Start of TEXT BLOCK

Should empathy be treated as a core study skill?
Is empathy a fundamental emotion that we must carry forward into the digital era? Source: Kenan Buhic/ Unsplash

Progressing into the digital era, educators are questioning why empathy matters as a study skill.

A term that relates to the ability to understand, to sympathise and to have an awareness of another person’s feelings or position, it is a key element of what makes us human.

At least once in your lifetime, you would have caught a glimpse of empathy action.

It’s plastered over wall art, hidden in notebooks and radiating from your friend’s face when they emote with your situation.

Knowing how integral it is to today’s system, is it fair for education systems to neglect its strengths and to treat it as an added addition to a few lessons; rather than a core study skill that’s central to every child’s curricula?

After all, empathy is a skill that’s yet to be mastered by an automated mind. So those that hold onto their emotive communication skills may have a higher chance of elevating their career success.

Thinking outside-the-box and stretching your imagination, creative and emotive skills could be a fast-track pass to the future workplace.

Soon, automated tasks will take over jobs; robots will take over customer service systems and disrupt the professional dimensions of working roles.

Holding on to your ‘humanness’ will, therefore, be an advantage, something that makes you stand out from a field of graduates.

Empathy is everywhere, but how can schools incorporate it as a study skill in their curriculum? Source: Bewakoof/ Unsplash

On the other hand, educators may question how they can teach empathy.

A natural emotion, feeling compassion may not be an easy topic for students to conquer.

To strategise the way that empathy is taught in education, a group of four students and researchers at the Simon Fraser University School of Interactive Arts and Technology (SIAT), designed an ‘EmotoTent’.

Taking a different approach, this is a concept that uses artificial intelligence (AI) to create a futuristic, holographic, interactive learning environment.

“In the EmotoTent, children learn to regulate their emotions. They interact by working together to feel certain emotions that control the holograms they produce.

End of TEXT BLOCK
Start of EXERCISE DATA

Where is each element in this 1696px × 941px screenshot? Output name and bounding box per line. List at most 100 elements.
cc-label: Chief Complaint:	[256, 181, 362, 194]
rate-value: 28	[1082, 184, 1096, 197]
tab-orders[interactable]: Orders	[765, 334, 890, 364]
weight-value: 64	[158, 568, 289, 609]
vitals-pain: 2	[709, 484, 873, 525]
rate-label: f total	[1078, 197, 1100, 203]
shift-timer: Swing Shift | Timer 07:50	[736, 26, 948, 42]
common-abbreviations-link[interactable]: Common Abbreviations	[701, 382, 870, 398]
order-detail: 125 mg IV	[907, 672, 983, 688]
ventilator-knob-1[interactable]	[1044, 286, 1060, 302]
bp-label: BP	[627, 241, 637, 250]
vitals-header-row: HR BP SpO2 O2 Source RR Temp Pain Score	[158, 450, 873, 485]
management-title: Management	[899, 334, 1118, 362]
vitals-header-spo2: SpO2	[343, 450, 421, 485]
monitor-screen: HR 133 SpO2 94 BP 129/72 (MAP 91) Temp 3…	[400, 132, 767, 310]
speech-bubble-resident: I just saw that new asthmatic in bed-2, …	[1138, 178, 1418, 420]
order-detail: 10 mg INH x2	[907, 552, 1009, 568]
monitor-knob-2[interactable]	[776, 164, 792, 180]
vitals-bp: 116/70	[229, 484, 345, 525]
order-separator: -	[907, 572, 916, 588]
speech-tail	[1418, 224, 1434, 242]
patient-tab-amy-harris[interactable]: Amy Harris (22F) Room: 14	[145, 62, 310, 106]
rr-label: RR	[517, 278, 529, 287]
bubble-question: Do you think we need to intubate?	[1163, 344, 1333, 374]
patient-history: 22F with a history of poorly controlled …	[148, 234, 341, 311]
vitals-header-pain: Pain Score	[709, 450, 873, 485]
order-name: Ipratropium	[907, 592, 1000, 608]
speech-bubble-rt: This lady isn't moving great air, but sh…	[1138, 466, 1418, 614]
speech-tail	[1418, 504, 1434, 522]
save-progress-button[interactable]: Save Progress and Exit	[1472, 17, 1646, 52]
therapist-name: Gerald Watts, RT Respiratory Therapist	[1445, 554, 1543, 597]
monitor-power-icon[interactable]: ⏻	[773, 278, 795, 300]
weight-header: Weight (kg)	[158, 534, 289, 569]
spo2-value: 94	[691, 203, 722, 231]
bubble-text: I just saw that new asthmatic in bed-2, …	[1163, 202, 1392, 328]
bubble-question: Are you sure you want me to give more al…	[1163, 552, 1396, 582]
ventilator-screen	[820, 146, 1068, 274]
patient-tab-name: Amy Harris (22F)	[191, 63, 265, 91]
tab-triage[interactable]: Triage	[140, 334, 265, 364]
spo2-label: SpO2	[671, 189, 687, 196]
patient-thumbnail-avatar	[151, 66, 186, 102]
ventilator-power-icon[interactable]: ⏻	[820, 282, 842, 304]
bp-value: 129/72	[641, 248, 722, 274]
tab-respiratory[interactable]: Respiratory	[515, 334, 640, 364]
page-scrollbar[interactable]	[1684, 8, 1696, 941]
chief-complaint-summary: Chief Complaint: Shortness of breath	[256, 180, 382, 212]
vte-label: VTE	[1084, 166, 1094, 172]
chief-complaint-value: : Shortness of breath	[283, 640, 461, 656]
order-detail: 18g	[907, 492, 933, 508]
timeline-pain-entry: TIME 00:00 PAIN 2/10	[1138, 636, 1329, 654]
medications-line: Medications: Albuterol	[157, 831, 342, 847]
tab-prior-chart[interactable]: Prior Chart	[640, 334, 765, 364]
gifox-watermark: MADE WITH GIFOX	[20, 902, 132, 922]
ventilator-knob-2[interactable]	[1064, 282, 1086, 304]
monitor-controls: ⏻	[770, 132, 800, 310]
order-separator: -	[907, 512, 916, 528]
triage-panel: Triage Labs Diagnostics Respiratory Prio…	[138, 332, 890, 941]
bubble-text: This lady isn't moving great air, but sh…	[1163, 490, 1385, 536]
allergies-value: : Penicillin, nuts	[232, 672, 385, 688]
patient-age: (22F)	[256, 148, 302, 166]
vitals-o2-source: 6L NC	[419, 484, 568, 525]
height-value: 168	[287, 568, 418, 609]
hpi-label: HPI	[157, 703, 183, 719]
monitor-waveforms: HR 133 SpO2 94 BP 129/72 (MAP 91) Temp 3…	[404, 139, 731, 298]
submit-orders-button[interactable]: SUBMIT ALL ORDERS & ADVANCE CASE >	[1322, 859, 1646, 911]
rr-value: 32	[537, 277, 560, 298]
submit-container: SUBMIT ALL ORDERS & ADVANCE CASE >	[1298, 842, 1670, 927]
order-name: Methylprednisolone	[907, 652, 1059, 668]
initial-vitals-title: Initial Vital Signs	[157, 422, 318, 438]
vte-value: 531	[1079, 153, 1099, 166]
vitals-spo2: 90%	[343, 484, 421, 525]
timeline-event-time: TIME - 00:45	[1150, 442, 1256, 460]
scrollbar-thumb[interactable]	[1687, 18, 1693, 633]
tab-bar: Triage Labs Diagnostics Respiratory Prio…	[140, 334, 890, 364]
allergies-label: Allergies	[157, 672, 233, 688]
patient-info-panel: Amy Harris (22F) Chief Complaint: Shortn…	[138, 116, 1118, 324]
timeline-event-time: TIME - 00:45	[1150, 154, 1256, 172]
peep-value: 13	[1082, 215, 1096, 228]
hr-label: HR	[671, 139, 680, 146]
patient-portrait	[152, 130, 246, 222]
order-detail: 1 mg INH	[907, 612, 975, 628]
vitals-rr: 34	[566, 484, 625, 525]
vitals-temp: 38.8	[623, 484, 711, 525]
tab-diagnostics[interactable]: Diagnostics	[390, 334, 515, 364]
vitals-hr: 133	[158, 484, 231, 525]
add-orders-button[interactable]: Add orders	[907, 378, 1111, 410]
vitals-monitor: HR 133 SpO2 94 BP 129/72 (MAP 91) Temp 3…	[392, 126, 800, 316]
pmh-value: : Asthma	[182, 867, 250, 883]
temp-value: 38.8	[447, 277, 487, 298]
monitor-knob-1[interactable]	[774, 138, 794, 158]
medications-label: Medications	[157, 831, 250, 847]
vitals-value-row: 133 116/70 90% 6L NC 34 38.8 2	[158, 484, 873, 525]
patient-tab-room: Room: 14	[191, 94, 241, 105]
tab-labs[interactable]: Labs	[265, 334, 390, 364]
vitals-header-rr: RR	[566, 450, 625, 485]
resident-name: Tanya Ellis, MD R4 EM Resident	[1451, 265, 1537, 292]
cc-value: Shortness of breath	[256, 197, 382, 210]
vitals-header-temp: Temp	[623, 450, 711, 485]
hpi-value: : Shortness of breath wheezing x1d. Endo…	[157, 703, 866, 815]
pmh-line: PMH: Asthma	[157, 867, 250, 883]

End of EXERCISE DATA

• TASKS FOR THIS EXERCISE
1. Summarize the empathy article in two sentences.
2. Write the next part of the empathy article, picking up after its final sentence.

• EXERCISE RESULTS
1. Educators are asking whether empathy, the ability to understand and be aware of another person's feelings, should be a core study skill instead of an addition to a few lessons, since automation has yet to master it and holding on to it may help graduates stand out as robots take over jobs. Because such a natural emotion may not be easy to teach, a group of four students and researchers at the Simon Fraser University School of Interactive Arts and Technology designed the EmotoTent, an AI-based holographic, interactive learning environment where children learn to regulate their emotions.

2.
“For example, in EmotoTent’s Adventure Game, children find their way through a haunted forest by supporting each other through empathy to feel specific emotions that reveal new pathways, unlock quest items and affect the actions of other characters in the game,” the school explains.

Connecting empathy with technology, the research team highlighted how these two different concepts can merge and work in favour of young students’ progression.

Despite popular opinion, infusing tech and education can provoke feelings of empathy. Instead of fearing its disadvantages, an educator can make use of its benefits.

Valuing tools such as virtual reality (VR), educators may make use of technology by placing students in computer-generated scenarios that trigger empathy, mindfulness and sensitivity.

In fact, study skill lessons that are dedicated to the education of empathy can be improved with the assistance of tech.

For future workplaces, analytical, data processing and other tech-based skills will undoubtedly grant you an edge, employment-wise.

Yet, to truly stand out, employers will be on the hunt for something different.

They’ll desire innovation, independent thinking skills and empathy.

So if academic activities or study skill sessions that neglect these skills are missing from your university, it’s the right time to request for a change in curriculum or a shift in focus.

The time is now; the future is near.